=== WHAT THIS TASK INVOLVES ===
Go through the listing and pick out each line with the word "China" in it.

[Source data]
# # # # #

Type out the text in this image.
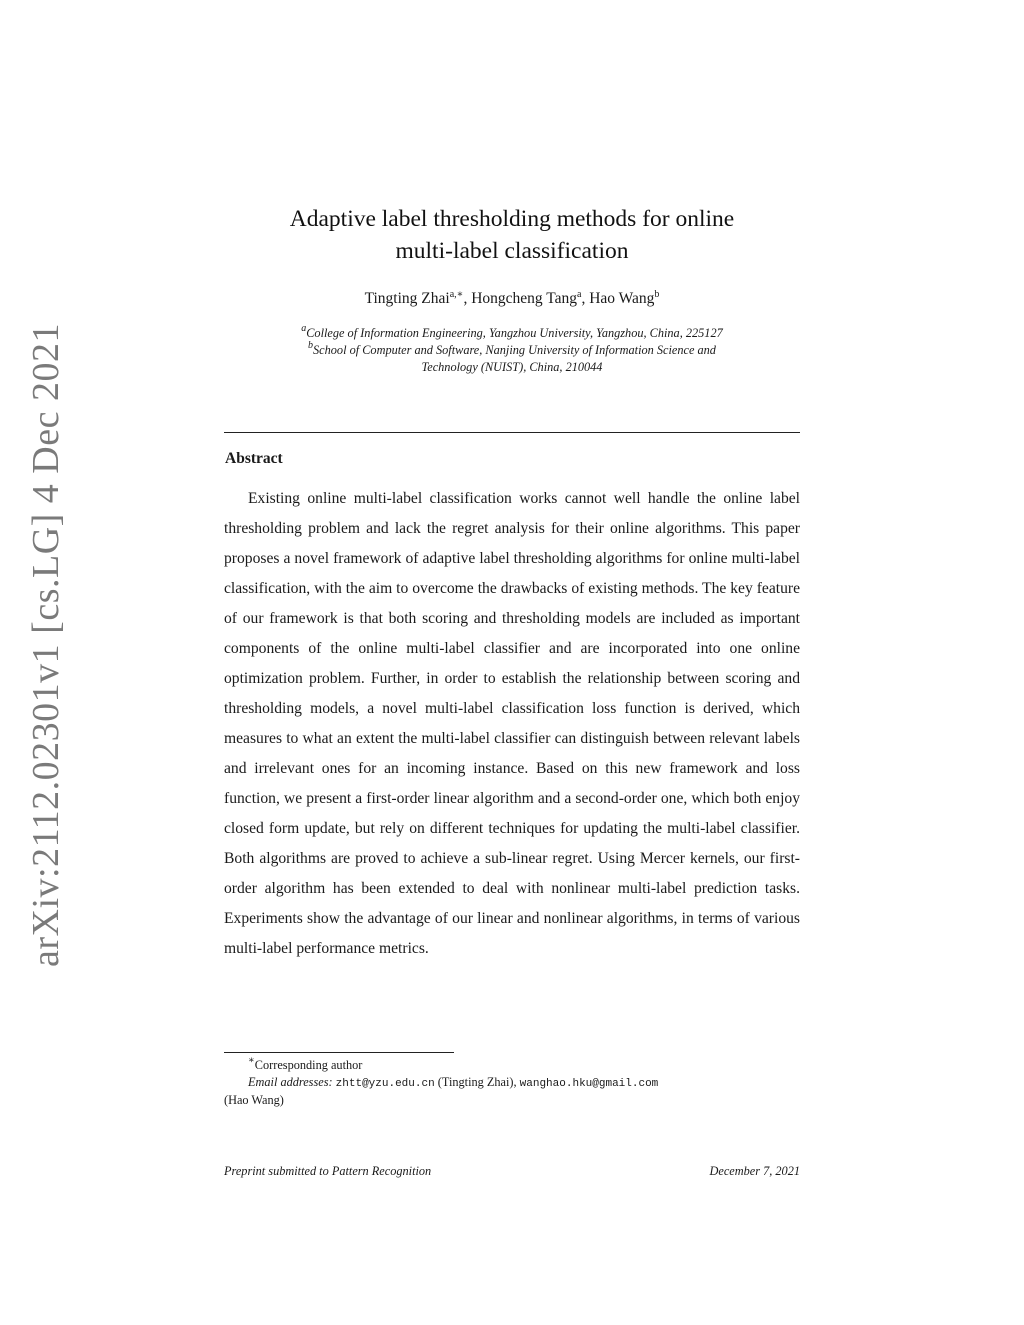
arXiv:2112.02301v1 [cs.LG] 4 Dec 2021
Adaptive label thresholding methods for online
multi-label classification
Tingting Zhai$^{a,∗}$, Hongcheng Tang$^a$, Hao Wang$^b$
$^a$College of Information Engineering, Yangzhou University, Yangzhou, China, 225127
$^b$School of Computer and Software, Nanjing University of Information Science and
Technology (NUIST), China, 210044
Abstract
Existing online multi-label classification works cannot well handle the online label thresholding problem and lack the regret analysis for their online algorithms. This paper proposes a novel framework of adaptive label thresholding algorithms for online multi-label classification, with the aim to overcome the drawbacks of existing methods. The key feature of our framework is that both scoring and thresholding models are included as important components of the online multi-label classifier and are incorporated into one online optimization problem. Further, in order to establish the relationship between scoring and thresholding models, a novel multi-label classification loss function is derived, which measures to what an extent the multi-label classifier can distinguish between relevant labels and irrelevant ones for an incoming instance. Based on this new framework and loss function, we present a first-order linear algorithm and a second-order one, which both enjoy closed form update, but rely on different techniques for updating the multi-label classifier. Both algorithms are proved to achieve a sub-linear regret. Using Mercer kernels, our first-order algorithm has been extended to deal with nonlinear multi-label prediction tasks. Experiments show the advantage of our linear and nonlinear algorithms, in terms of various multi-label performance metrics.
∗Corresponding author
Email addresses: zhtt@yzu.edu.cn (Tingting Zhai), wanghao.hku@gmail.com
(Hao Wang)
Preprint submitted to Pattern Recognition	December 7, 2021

# # # # #

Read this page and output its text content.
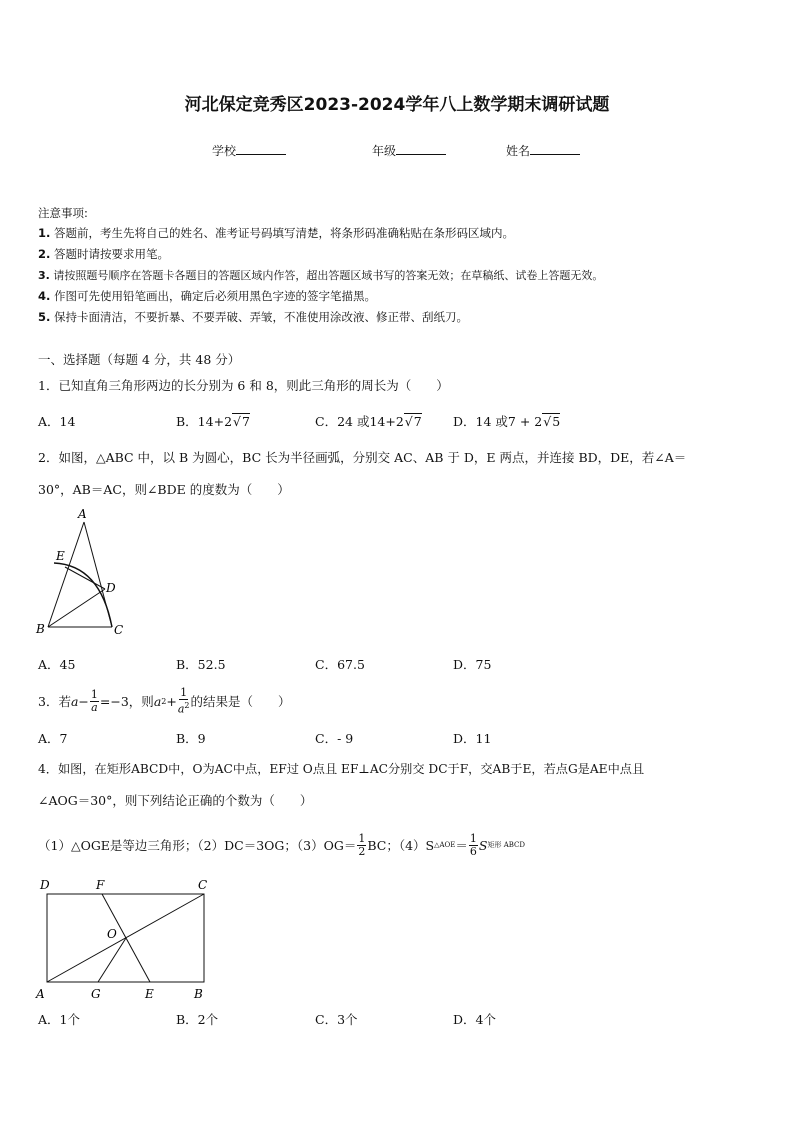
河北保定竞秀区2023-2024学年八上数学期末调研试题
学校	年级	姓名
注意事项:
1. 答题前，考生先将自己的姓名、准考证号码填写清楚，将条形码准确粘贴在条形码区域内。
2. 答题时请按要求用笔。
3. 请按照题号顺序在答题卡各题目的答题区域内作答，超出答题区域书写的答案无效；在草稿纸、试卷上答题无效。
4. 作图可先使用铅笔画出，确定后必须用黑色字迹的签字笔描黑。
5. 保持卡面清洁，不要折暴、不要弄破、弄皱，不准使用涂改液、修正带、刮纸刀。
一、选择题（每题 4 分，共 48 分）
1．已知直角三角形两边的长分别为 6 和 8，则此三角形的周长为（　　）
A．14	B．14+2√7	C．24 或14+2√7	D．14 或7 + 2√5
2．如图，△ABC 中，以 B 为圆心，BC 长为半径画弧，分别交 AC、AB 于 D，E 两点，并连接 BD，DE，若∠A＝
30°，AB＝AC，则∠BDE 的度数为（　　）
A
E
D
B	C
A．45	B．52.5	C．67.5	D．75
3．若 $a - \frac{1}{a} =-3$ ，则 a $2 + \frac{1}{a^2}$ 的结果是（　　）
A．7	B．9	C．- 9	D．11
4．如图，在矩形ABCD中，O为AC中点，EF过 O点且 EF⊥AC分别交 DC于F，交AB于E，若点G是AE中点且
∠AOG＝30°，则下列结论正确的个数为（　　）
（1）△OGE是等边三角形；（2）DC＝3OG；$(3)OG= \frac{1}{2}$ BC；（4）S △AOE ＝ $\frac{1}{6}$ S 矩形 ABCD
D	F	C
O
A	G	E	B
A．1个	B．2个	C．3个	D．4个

# # # # #

=== ANSWER TO THE TASK ===
$^a$College of Information Engineering, Yangzhou University, Yangzhou, China, 225127
Technology (NUIST), China, 210044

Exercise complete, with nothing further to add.